* YOUR INSTRUCTIONS: All of the listing below must be repeated word for word. Pictures are the only thing to omit.

---------- RECORDED INFORMATION

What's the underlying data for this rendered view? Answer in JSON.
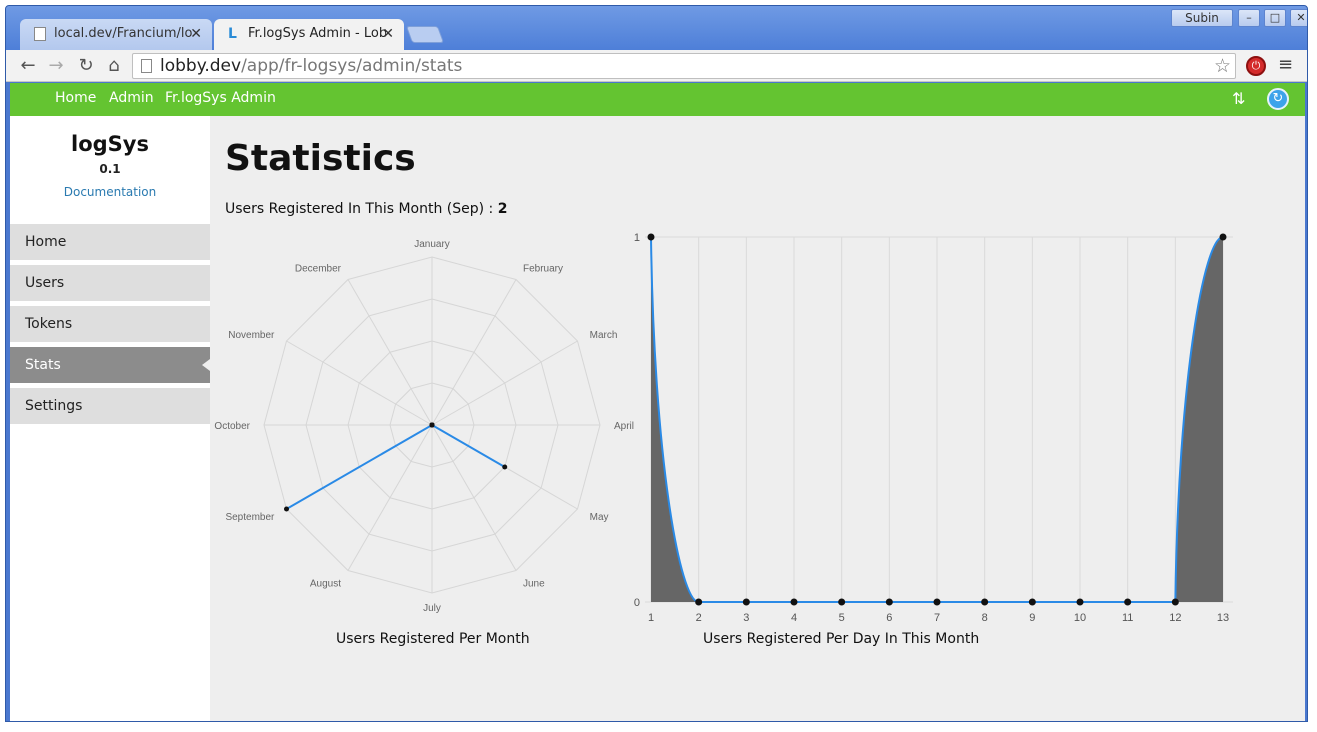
{
  "browser": {
    "tabs": [
      {
        "title": "local.dev/Francium/lo",
        "active": false
      },
      {
        "title": "Fr.logSys Admin - Lob",
        "active": true
      }
    ],
    "user": "Subin",
    "url_host": "lobby.dev",
    "url_path": "/app/fr-logsys/admin/stats",
    "close_glyph": "✕"
  },
  "appnav": {
    "links": [
      "Home",
      "Admin",
      "Fr.logSys Admin"
    ]
  },
  "sidebar": {
    "title": "logSys",
    "version": "0.1",
    "doc_link": "Documentation",
    "items": [
      {
        "label": "Home",
        "active": false
      },
      {
        "label": "Users",
        "active": false
      },
      {
        "label": "Tokens",
        "active": false
      },
      {
        "label": "Stats",
        "active": true
      },
      {
        "label": "Settings",
        "active": false
      }
    ]
  },
  "main": {
    "title": "Statistics",
    "summary_label": "Users Registered In This Month (Sep) : ",
    "summary_value": "2"
  },
  "colors": {
    "accent_green": "#64c431",
    "line_blue": "#2a8ae6",
    "area_fill": "#666666"
  },
  "chart_data": [
    {
      "type": "radar",
      "title": "Users Registered Per Month",
      "categories": [
        "January",
        "February",
        "March",
        "April",
        "May",
        "June",
        "July",
        "August",
        "September",
        "October",
        "November",
        "December"
      ],
      "values": [
        0,
        0,
        0,
        0,
        0.5,
        0,
        0,
        0,
        1,
        0,
        0,
        0
      ],
      "rmax": 1
    },
    {
      "type": "area",
      "title": "Users Registered Per Day In This Month",
      "x": [
        1,
        2,
        3,
        4,
        5,
        6,
        7,
        8,
        9,
        10,
        11,
        12,
        13
      ],
      "values": [
        1,
        0,
        0,
        0,
        0,
        0,
        0,
        0,
        0,
        0,
        0,
        0,
        1
      ],
      "yticks": [
        0,
        1
      ],
      "ylim": [
        0,
        1
      ],
      "grid": true
    }
  ]
}
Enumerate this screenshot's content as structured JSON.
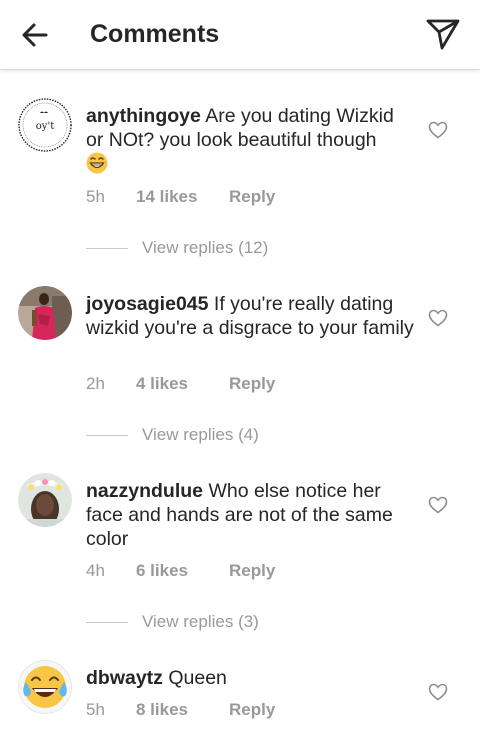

--------------------

* THE COMPLETED TASK:
What's the underlying data for this rendered view? Answer in JSON.
{
  "browser": {
    "tabs": [
      {
        "title": "local.dev/Francium/lo",
        "active": false
      },
      {
        "title": "Fr.logSys Admin - Lob",
        "active": true
      }
    ],
    "user": "Subin",
    "url_host": "lobby.dev",
    "url_path": "/app/fr-logsys/admin/stats",
    "close_glyph": "✕"
  },
  "appnav": {
    "links": [
      "Home",
      "Admin",
      "Fr.logSys Admin"
    ]
  },
  "sidebar": {
    "title": "logSys",
    "version": "0.1",
    "doc_link": "Documentation",
    "items": [
      {
        "label": "Home",
        "active": false
      },
      {
        "label": "Users",
        "active": false
      },
      {
        "label": "Tokens",
        "active": false
      },
      {
        "label": "Stats",
        "active": true
      },
      {
        "label": "Settings",
        "active": false
      }
    ]
  },
  "main": {
    "title": "Statistics",
    "summary_label": "Users Registered In This Month (Sep) : ",
    "summary_value": "2"
  },
  "colors": {
    "accent_green": "#64c431",
    "line_blue": "#2a8ae6",
    "area_fill": "#666666"
  },
  "chart_data": [
    {
      "type": "radar",
      "title": "Users Registered Per Month",
      "categories": [
        "January",
        "February",
        "March",
        "April",
        "May",
        "June",
        "July",
        "August",
        "September",
        "October",
        "November",
        "December"
      ],
      "values": [
        0,
        0,
        0,
        0,
        0.5,
        0,
        0,
        0,
        1,
        0,
        0,
        0
      ],
      "rmax": 1
    },
    {
      "type": "area",
      "title": "Users Registered Per Day In This Month",
      "x": [
        1,
        2,
        3,
        4,
        5,
        6,
        7,
        8,
        9,
        10,
        11,
        12,
        13
      ],
      "values": [
        1,
        0,
        0,
        0,
        0,
        0,
        0,
        0,
        0,
        0,
        0,
        0,
        1
      ],
      "yticks": [
        0,
        1
      ],
      "ylim": [
        0,
        1
      ],
      "grid": true
    }
  ]
}
Enumerate this screenshot's content as structured JSON.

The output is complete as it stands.